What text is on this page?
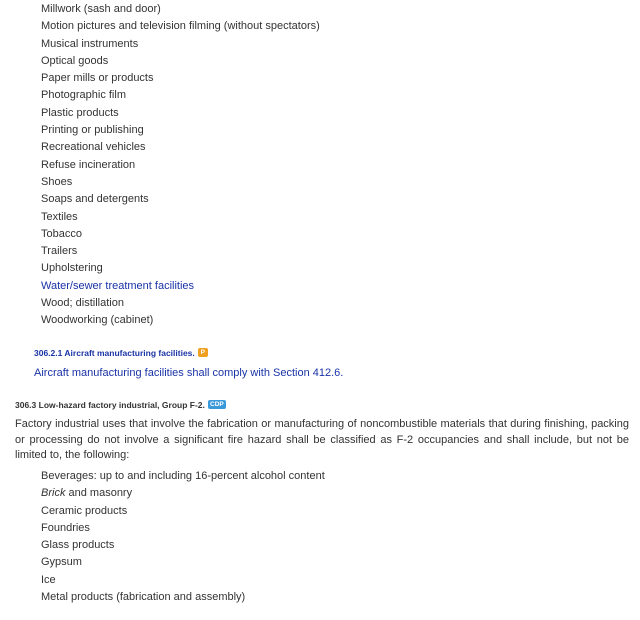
Millwork (sash and door)
Motion pictures and television filming (without spectators)
Musical instruments
Optical goods
Paper mills or products
Photographic film
Plastic products
Printing or publishing
Recreational vehicles
Refuse incineration
Shoes
Soaps and detergents
Textiles
Tobacco
Trailers
Upholstering
Water/sewer treatment facilities
Wood; distillation
Woodworking (cabinet)
306.2.1 Aircraft manufacturing facilities. P
Aircraft manufacturing facilities shall comply with Section 412.6.
306.3 Low-hazard factory industrial, Group F-2. CDP

Factory industrial uses that involve the fabrication or manufacturing of noncombustible materials that during finishing, packing or processing do not involve a significant fire hazard shall be classified as F-2 occupancies and shall include, but not be limited to, the following:

Beverages: up to and including 16-percent alcohol content
Brick and masonry
Ceramic products
Foundries
Glass products
Gypsum
Ice
Metal products (fabrication and assembly)
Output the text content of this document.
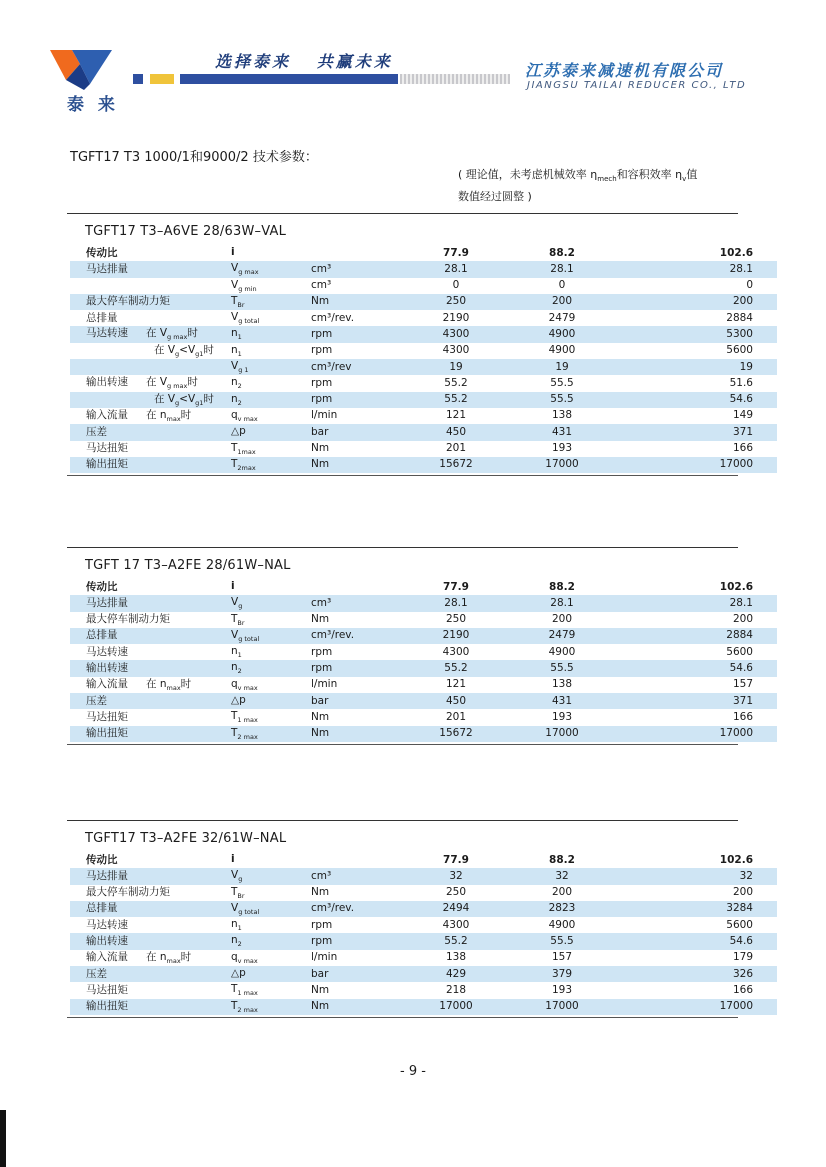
泰 来
选择泰来   共赢未来	江苏泰来减速机有限公司
JIANGSU TAILAI REDUCER CO., LTD
TGFT17 T3 1000/1和9000/2 技术参数：
( 理论值，未考虑机械效率 $\eta_{mech}$和容积效率 $\eta_v$值
数值经过圆整 )
TGFT17 T3–A6VE 28/63W–VAL
传动比	i		77.9	88.2	102.6
马达排量	$V_{g max}$	cm³	28.1	28.1	28.1
	$V_{g min}$	cm³	0	0	0
最大停车制动力矩	$T_{Br}$	Nm	250	200	200
总排量	$V_{g total}$	cm³/rev.	2190	2479	2884
马达转速 在 $V_{g max}$时	$n_1$	rpm	4300	4900	5300
在 $V_g<V_{g1}$时	$n_1$	rpm	4300	4900	5600
	$V_{g 1}$	cm³/rev	19	19	19
输出转速 在 $V_{g max}$时	$n_2$	rpm	55.2	55.5	51.6
在 $V_g<V_{g1}$时	$n_2$	rpm	55.2	55.5	54.6
输入流量 在 $n_{max}$时	$q_{v max}$	l/min	121	138	149
压差	△p	bar	450	431	371
马达扭矩	$T_{1max}$	Nm	201	193	166
输出扭矩	$T_{2max}$	Nm	15672	17000	17000
TGFT 17 T3–A2FE 28/61W–NAL
传动比	i		77.9	88.2	102.6
马达排量	$V_g$	cm³	28.1	28.1	28.1
最大停车制动力矩	$T_{Br}$	Nm	250	200	200
总排量	$V_{g total}$	cm³/rev.	2190	2479	2884
马达转速	$n_1$	rpm	4300	4900	5600
输出转速	$n_2$	rpm	55.2	55.5	54.6
输入流量 在 $n_{max}$时	$q_{v max}$	l/min	121	138	157
压差	△p	bar	450	431	371
马达扭矩	$T_{1 max}$	Nm	201	193	166
输出扭矩	$T_{2 max}$	Nm	15672	17000	17000
TGFT17 T3–A2FE 32/61W–NAL
传动比	i		77.9	88.2	102.6
马达排量	$V_g$	cm³	32	32	32
最大停车制动力矩	$T_{Br}$	Nm	250	200	200
总排量	$V_{g total}$	cm³/rev.	2494	2823	3284
马达转速	$n_1$	rpm	4300	4900	5600
输出转速	$n_2$	rpm	55.2	55.5	54.6
输入流量 在 $n_{max}$时	$q_{v max}$	l/min	138	157	179
压差	△p	bar	429	379	326
马达扭矩	$T_{1 max}$	Nm	218	193	166
输出扭矩	$T_{2 max}$	Nm	17000	17000	17000
- 9 -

----

**Work required**
Every line of the records that includes the word "Aircraft" should be gathered.

**Task result**
306.2.1 Aircraft manufacturing facilities. P
Aircraft manufacturing facilities shall comply with Section 412.6.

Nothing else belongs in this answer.